Start RECORDS TO PROCESS

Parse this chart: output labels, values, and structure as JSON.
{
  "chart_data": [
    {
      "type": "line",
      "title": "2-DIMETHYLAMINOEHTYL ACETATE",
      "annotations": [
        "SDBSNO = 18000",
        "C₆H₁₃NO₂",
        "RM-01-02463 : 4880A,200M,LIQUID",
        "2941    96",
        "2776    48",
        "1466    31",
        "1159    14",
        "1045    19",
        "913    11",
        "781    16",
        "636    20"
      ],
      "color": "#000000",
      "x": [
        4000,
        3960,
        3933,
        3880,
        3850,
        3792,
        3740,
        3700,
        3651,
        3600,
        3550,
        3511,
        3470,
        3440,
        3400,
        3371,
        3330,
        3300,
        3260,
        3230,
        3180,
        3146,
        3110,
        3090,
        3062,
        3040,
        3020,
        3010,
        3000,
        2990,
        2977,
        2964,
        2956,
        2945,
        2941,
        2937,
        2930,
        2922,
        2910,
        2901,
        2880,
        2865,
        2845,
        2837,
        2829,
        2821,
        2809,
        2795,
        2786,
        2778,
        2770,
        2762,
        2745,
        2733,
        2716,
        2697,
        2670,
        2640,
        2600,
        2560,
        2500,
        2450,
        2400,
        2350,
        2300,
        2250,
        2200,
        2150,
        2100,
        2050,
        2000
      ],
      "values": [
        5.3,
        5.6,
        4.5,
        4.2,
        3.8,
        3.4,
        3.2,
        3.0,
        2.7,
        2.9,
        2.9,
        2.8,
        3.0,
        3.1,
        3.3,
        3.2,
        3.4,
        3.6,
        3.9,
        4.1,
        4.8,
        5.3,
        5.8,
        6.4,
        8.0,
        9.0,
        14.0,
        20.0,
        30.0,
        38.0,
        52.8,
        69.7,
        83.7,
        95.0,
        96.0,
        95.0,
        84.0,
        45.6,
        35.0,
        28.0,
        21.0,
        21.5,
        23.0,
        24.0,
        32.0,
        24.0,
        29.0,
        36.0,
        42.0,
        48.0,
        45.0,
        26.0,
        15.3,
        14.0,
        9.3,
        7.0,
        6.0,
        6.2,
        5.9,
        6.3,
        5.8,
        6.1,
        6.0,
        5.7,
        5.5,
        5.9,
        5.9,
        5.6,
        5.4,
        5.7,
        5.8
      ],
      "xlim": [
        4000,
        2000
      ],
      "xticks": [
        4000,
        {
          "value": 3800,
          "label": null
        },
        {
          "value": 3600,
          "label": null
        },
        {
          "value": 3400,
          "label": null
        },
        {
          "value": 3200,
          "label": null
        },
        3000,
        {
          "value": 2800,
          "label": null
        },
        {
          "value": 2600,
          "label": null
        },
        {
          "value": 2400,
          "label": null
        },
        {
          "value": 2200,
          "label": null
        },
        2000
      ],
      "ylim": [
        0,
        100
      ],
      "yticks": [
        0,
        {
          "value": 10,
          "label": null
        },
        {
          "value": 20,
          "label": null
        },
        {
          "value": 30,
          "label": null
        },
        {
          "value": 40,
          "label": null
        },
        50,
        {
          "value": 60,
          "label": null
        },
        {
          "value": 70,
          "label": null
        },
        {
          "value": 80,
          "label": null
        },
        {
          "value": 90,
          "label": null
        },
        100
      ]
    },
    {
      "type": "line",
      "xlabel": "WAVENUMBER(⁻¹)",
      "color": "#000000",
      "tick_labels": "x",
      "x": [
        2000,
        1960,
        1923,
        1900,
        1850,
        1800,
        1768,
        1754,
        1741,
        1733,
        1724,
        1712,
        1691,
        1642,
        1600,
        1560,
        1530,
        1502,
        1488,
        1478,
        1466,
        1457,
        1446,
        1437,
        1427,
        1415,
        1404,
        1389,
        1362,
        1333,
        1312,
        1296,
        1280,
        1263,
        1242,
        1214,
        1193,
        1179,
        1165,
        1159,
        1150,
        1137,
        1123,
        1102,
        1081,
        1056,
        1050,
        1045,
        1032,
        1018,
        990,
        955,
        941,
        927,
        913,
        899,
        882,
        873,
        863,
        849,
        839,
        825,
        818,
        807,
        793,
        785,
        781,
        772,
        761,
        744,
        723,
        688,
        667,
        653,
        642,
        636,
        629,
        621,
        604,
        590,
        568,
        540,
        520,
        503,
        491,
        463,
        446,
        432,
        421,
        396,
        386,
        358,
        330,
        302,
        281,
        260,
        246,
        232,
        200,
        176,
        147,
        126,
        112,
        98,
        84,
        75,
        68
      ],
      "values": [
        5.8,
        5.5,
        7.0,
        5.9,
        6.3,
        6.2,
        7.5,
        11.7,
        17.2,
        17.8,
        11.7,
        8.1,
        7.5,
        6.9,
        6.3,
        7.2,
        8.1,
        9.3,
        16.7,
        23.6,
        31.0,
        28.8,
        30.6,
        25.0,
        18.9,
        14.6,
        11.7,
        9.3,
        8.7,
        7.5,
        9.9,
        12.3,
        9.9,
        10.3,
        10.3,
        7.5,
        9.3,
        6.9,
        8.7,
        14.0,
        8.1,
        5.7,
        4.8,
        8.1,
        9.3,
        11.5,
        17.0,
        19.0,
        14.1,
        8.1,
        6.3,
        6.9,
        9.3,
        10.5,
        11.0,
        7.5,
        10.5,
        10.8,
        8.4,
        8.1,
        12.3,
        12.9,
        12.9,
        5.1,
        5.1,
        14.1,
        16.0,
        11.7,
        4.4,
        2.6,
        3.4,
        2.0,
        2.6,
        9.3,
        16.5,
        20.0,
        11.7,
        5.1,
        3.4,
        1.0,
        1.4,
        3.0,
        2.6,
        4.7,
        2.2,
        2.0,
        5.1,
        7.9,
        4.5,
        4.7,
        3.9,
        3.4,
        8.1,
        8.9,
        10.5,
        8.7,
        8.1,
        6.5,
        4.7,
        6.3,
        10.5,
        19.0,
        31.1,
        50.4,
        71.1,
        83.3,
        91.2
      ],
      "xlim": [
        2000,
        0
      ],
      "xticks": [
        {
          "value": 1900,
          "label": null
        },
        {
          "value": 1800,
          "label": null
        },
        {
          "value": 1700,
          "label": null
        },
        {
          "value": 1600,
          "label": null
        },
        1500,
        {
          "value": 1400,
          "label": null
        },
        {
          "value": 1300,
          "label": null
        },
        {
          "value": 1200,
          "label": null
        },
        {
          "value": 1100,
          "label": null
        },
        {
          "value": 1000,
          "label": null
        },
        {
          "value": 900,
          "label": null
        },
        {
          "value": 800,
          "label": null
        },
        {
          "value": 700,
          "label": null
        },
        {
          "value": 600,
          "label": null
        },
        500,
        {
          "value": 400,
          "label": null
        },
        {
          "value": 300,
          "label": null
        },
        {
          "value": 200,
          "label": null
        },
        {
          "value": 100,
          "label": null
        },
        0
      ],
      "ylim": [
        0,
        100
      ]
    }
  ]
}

End RECORDS TO PROCESS

**WRITTEN REQUEST:** Output the full listing without altering anything.

**RESPONSE TO THIS EXERCISE:**
Parse this chart: output labels, values, and structure as JSON.
{
  "chart_data": [
    {
      "type": "line",
      "title": "2-DIMETHYLAMINOEHTYL ACETATE",
      "annotations": [
        "SDBSNO = 18000",
        "C₆H₁₃NO₂",
        "RM-01-02463 : 4880A,200M,LIQUID",
        "2941    96",
        "2776    48",
        "1466    31",
        "1159    14",
        "1045    19",
        "913    11",
        "781    16",
        "636    20"
      ],
      "color": "#000000",
      "x": [
        4000,
        3960,
        3933,
        3880,
        3850,
        3792,
        3740,
        3700,
        3651,
        3600,
        3550,
        3511,
        3470,
        3440,
        3400,
        3371,
        3330,
        3300,
        3260,
        3230,
        3180,
        3146,
        3110,
        3090,
        3062,
        3040,
        3020,
        3010,
        3000,
        2990,
        2977,
        2964,
        2956,
        2945,
        2941,
        2937,
        2930,
        2922,
        2910,
        2901,
        2880,
        2865,
        2845,
        2837,
        2829,
        2821,
        2809,
        2795,
        2786,
        2778,
        2770,
        2762,
        2745,
        2733,
        2716,
        2697,
        2670,
        2640,
        2600,
        2560,
        2500,
        2450,
        2400,
        2350,
        2300,
        2250,
        2200,
        2150,
        2100,
        2050,
        2000
      ],
      "values": [
        5.3,
        5.6,
        4.5,
        4.2,
        3.8,
        3.4,
        3.2,
        3.0,
        2.7,
        2.9,
        2.9,
        2.8,
        3.0,
        3.1,
        3.3,
        3.2,
        3.4,
        3.6,
        3.9,
        4.1,
        4.8,
        5.3,
        5.8,
        6.4,
        8.0,
        9.0,
        14.0,
        20.0,
        30.0,
        38.0,
        52.8,
        69.7,
        83.7,
        95.0,
        96.0,
        95.0,
        84.0,
        45.6,
        35.0,
        28.0,
        21.0,
        21.5,
        23.0,
        24.0,
        32.0,
        24.0,
        29.0,
        36.0,
        42.0,
        48.0,
        45.0,
        26.0,
        15.3,
        14.0,
        9.3,
        7.0,
        6.0,
        6.2,
        5.9,
        6.3,
        5.8,
        6.1,
        6.0,
        5.7,
        5.5,
        5.9,
        5.9,
        5.6,
        5.4,
        5.7,
        5.8
      ],
      "xlim": [
        4000,
        2000
      ],
      "xticks": [
        4000,
        {
          "value": 3800,
          "label": null
        },
        {
          "value": 3600,
          "label": null
        },
        {
          "value": 3400,
          "label": null
        },
        {
          "value": 3200,
          "label": null
        },
        3000,
        {
          "value": 2800,
          "label": null
        },
        {
          "value": 2600,
          "label": null
        },
        {
          "value": 2400,
          "label": null
        },
        {
          "value": 2200,
          "label": null
        },
        2000
      ],
      "ylim": [
        0,
        100
      ],
      "yticks": [
        0,
        {
          "value": 10,
          "label": null
        },
        {
          "value": 20,
          "label": null
        },
        {
          "value": 30,
          "label": null
        },
        {
          "value": 40,
          "label": null
        },
        50,
        {
          "value": 60,
          "label": null
        },
        {
          "value": 70,
          "label": null
        },
        {
          "value": 80,
          "label": null
        },
        {
          "value": 90,
          "label": null
        },
        100
      ]
    },
    {
      "type": "line",
      "xlabel": "WAVENUMBER(⁻¹)",
      "color": "#000000",
      "tick_labels": "x",
      "x": [
        2000,
        1960,
        1923,
        1900,
        1850,
        1800,
        1768,
        1754,
        1741,
        1733,
        1724,
        1712,
        1691,
        1642,
        1600,
        1560,
        1530,
        1502,
        1488,
        1478,
        1466,
        1457,
        1446,
        1437,
        1427,
        1415,
        1404,
        1389,
        1362,
        1333,
        1312,
        1296,
        1280,
        1263,
        1242,
        1214,
        1193,
        1179,
        1165,
        1159,
        1150,
        1137,
        1123,
        1102,
        1081,
        1056,
        1050,
        1045,
        1032,
        1018,
        990,
        955,
        941,
        927,
        913,
        899,
        882,
        873,
        863,
        849,
        839,
        825,
        818,
        807,
        793,
        785,
        781,
        772,
        761,
        744,
        723,
        688,
        667,
        653,
        642,
        636,
        629,
        621,
        604,
        590,
        568,
        540,
        520,
        503,
        491,
        463,
        446,
        432,
        421,
        396,
        386,
        358,
        330,
        302,
        281,
        260,
        246,
        232,
        200,
        176,
        147,
        126,
        112,
        98,
        84,
        75,
        68
      ],
      "values": [
        5.8,
        5.5,
        7.0,
        5.9,
        6.3,
        6.2,
        7.5,
        11.7,
        17.2,
        17.8,
        11.7,
        8.1,
        7.5,
        6.9,
        6.3,
        7.2,
        8.1,
        9.3,
        16.7,
        23.6,
        31.0,
        28.8,
        30.6,
        25.0,
        18.9,
        14.6,
        11.7,
        9.3,
        8.7,
        7.5,
        9.9,
        12.3,
        9.9,
        10.3,
        10.3,
        7.5,
        9.3,
        6.9,
        8.7,
        14.0,
        8.1,
        5.7,
        4.8,
        8.1,
        9.3,
        11.5,
        17.0,
        19.0,
        14.1,
        8.1,
        6.3,
        6.9,
        9.3,
        10.5,
        11.0,
        7.5,
        10.5,
        10.8,
        8.4,
        8.1,
        12.3,
        12.9,
        12.9,
        5.1,
        5.1,
        14.1,
        16.0,
        11.7,
        4.4,
        2.6,
        3.4,
        2.0,
        2.6,
        9.3,
        16.5,
        20.0,
        11.7,
        5.1,
        3.4,
        1.0,
        1.4,
        3.0,
        2.6,
        4.7,
        2.2,
        2.0,
        5.1,
        7.9,
        4.5,
        4.7,
        3.9,
        3.4,
        8.1,
        8.9,
        10.5,
        8.7,
        8.1,
        6.5,
        4.7,
        6.3,
        10.5,
        19.0,
        31.1,
        50.4,
        71.1,
        83.3,
        91.2
      ],
      "xlim": [
        2000,
        0
      ],
      "xticks": [
        {
          "value": 1900,
          "label": null
        },
        {
          "value": 1800,
          "label": null
        },
        {
          "value": 1700,
          "label": null
        },
        {
          "value": 1600,
          "label": null
        },
        1500,
        {
          "value": 1400,
          "label": null
        },
        {
          "value": 1300,
          "label": null
        },
        {
          "value": 1200,
          "label": null
        },
        {
          "value": 1100,
          "label": null
        },
        {
          "value": 1000,
          "label": null
        },
        {
          "value": 900,
          "label": null
        },
        {
          "value": 800,
          "label": null
        },
        {
          "value": 700,
          "label": null
        },
        {
          "value": 600,
          "label": null
        },
        500,
        {
          "value": 400,
          "label": null
        },
        {
          "value": 300,
          "label": null
        },
        {
          "value": 200,
          "label": null
        },
        {
          "value": 100,
          "label": null
        },
        0
      ],
      "ylim": [
        0,
        100
      ]
    }
  ]
}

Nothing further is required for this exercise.